* Stated task:
Return a copy of every line in the records that includes the word "with".

==*==

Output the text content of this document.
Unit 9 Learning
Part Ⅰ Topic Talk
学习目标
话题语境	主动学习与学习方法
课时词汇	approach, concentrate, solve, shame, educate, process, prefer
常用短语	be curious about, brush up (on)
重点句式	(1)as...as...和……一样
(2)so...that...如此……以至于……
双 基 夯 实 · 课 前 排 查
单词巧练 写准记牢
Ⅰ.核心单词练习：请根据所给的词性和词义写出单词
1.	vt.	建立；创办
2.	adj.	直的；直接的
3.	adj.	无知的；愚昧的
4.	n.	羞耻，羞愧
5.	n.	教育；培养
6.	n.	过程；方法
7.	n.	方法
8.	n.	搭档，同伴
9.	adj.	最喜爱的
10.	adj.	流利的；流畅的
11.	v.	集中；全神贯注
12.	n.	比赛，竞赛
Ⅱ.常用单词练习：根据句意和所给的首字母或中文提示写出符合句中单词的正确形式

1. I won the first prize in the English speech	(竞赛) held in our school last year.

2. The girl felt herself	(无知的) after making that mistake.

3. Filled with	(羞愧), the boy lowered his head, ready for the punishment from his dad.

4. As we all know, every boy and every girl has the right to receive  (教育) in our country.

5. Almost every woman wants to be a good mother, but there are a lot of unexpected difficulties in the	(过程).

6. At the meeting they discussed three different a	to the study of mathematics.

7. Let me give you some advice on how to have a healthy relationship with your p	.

==*==

* Full output:
3. Filled with	(羞愧), the boy lowered his head, ready for the punishment from his dad.
7. Let me give you some advice on how to have a healthy relationship with your p	.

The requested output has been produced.